>> begin

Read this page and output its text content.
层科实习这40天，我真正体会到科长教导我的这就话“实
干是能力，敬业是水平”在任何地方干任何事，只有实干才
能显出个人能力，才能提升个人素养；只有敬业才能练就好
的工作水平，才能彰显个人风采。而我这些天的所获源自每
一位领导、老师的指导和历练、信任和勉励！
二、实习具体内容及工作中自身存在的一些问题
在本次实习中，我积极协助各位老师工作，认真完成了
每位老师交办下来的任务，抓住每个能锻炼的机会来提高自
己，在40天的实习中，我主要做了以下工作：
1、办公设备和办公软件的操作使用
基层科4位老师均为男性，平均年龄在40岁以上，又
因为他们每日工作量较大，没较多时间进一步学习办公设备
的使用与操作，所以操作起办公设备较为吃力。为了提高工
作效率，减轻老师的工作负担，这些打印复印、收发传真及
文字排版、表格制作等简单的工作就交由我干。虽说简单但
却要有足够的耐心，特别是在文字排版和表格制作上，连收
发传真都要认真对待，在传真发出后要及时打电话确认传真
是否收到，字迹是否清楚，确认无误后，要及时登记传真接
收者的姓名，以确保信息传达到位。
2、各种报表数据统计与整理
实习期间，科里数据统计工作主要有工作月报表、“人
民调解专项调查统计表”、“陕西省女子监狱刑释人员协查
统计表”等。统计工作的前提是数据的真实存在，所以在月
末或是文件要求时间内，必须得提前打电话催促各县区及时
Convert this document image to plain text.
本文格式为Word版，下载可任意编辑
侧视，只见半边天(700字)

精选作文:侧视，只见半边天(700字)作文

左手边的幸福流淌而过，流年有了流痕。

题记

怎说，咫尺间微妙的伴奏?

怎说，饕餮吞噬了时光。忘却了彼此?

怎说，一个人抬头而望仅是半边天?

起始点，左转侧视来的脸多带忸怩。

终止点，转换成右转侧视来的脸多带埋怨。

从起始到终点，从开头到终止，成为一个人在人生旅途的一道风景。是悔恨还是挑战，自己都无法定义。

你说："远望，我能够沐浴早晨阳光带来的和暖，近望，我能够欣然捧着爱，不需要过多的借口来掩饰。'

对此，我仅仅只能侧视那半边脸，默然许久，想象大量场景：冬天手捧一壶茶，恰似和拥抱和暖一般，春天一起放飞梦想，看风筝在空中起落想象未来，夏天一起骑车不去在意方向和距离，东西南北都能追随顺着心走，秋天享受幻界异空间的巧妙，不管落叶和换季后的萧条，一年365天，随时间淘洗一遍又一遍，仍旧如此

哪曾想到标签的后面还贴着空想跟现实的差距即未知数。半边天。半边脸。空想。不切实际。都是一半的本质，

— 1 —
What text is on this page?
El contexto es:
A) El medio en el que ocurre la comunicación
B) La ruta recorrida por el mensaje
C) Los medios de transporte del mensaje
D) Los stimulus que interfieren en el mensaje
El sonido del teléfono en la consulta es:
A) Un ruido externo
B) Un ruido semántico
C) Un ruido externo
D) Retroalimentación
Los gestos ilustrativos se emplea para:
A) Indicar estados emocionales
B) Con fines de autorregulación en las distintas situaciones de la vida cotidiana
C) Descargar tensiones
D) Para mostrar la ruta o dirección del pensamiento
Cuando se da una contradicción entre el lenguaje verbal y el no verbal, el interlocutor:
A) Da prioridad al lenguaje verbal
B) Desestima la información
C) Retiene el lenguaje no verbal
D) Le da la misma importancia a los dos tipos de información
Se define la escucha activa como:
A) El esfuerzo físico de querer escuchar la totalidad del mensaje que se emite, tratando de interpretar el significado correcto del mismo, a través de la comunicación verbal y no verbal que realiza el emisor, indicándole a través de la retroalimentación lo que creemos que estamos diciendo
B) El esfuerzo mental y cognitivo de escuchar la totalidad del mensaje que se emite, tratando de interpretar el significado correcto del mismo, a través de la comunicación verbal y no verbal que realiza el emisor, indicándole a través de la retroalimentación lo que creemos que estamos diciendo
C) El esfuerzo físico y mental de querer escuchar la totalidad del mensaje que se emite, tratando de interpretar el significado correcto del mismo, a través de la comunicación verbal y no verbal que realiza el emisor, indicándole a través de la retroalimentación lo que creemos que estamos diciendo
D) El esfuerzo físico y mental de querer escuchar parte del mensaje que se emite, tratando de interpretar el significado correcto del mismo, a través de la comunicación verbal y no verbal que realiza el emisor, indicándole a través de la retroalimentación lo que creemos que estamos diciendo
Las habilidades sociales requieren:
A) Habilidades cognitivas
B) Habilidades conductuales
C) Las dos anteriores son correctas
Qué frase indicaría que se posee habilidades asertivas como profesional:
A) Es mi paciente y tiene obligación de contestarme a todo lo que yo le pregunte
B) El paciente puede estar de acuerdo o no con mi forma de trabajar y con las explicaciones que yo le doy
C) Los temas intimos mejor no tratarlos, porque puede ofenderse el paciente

>> end

• _Written problem_: Search the data for "información". Copy every line that has it.

• _Result of this exercise_:
B) Desestima la información
D) Le da la misma importancia a los dos tipos de información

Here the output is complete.